*Passage*.
··········

Poetry Test

l. alliteration: the repetition of identical or similar consonant sounds, normally at the beginnings

of words. “Gnus never know pneumonia” is an example of alliteration since, despite the

spellings, all four words begin with the “n” sound.

2. allusion: a reference in a work of literature to something outside the work, especially to a

well-known historical or literary event, person, or work. When T.S. Eliot writes, "To have

squeezed the universe into a ball" in "The Love Song of J. Alfred Prufrock," he is alluding to the

lines "Let us roll our strength and all/ Our sweetness up into one ball" in Marvell's "To His Coy

Mistress."

3. antithesis: a figure of speech characterized by strongly contrasting words, clauses, sentences,

or ideas, as in “Man proposes; God disposes.” Antithesis is a balancing of one term against

another for emphasis or stylistic effectiveness. The second line of the following couplet by

Alexander Pope is an example of antithesis:

The hungry judges soon the sentence sign,

And wretches hang that jury-men may dine.

··········

(Rows from a dataset)
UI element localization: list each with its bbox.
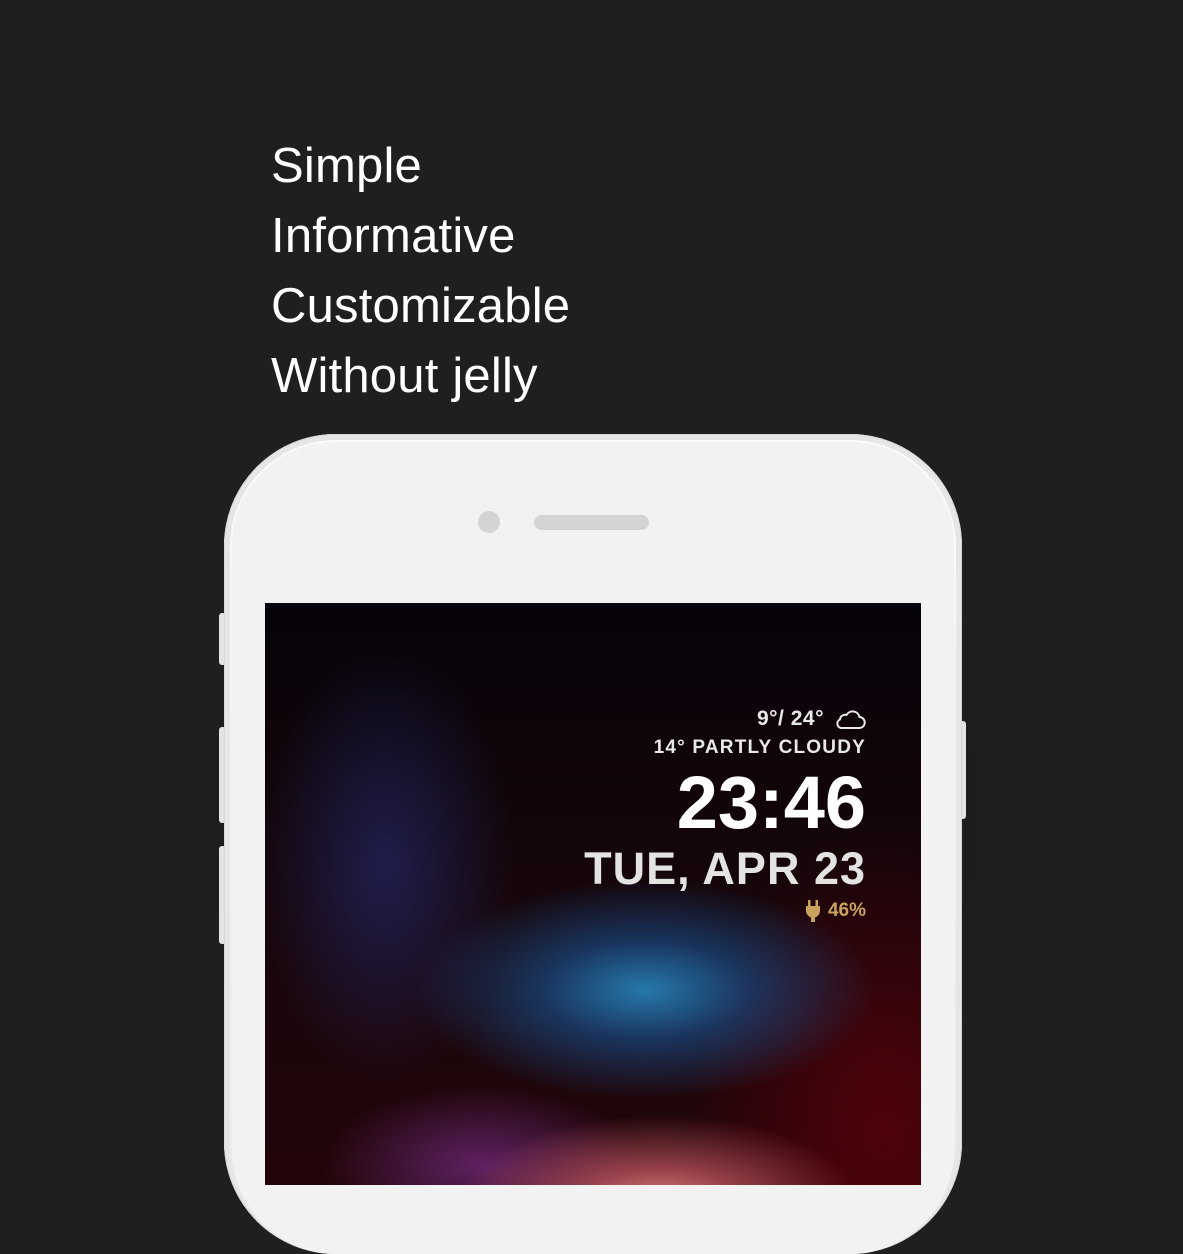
tagline-list: Simple Informative Customizable Without … <box>271 131 570 411</box>
battery-percentage: 46% <box>827 900 866 921</box>
tagline-informative: Informative <box>271 209 516 263</box>
cloud-icon <box>836 710 866 729</box>
clock-date: TUE, APR 23 <box>584 843 866 894</box>
battery-status: 46% <box>584 898 866 924</box>
tagline-simple: Simple <box>271 139 422 193</box>
temperature-range: 9°/ 24° <box>756 707 824 730</box>
front-camera <box>478 511 500 533</box>
lock-screen: 9°/ 24° 14° PARTLY CLOUDY 23:46 TUE, APR… <box>265 603 921 1185</box>
tagline-customizable: Customizable <box>271 279 571 333</box>
plug-icon <box>805 900 820 922</box>
clock-time: 23:46 <box>676 761 866 844</box>
weather-condition: 14° PARTLY CLOUDY <box>653 737 866 758</box>
temperature-range-row: 9°/ 24° <box>584 705 866 733</box>
tagline-without-jelly: Without jelly <box>271 349 538 403</box>
earpiece-speaker <box>534 515 649 530</box>
lock-screen-widget: 9°/ 24° 14° PARTLY CLOUDY 23:46 TUE, APR… <box>584 705 866 924</box>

··········

*Prompt*.
Extend the glossary of poetry terms that precedes the records, starting after its final line and keeping its numbered format of term, definition, and example.

*Response for this exercise*.
4. apostrophe: a figure of speech in which someone (usually, but not always absent), some

abstract quality, or a nonexistent personage is directly addressed as though present. Following

are two examples of apostrophe:

Papa Above!

Regard a Mouse.

-Emily Dickinson

Milton! Thou shouldst be living in this hour;

England hath need of thee . . ..

-William Wordsworth

5. assonance: the repetition of identical or similar vowel sounds. “A land laid waste with all its

young men slain” repeats the same “a” sound in “laid,” “waste,” and “slain.”

6. ballad meter: a four-line stanza rhymed abcd with four feet in lines one and three and three

feet in lines two and four.

O mother, mother make my bed.

O make it soft and narrow.

Since my love died for me today,

I die for him tomorrow.

7. blank verse: unrhymed iambic pentameter. Blank verse is the meter of most of Shakespeare’s

plays, as well as that of Milton’s Paradise Lost.

8. cacophony: a harsh, unpleasant combination of sounds or tones. It may be an unconscious

flaw in the poet’s music, resulting in harshness of sound or difficulty of articulation, or it may be

used consciously for effect, as Browning and Eliot often use it. See, for example, the following

line from Browning’s “Rabbi Ben Ezra”:

Irks care the crop-full bird? Frets doubt the maw-crammed beast?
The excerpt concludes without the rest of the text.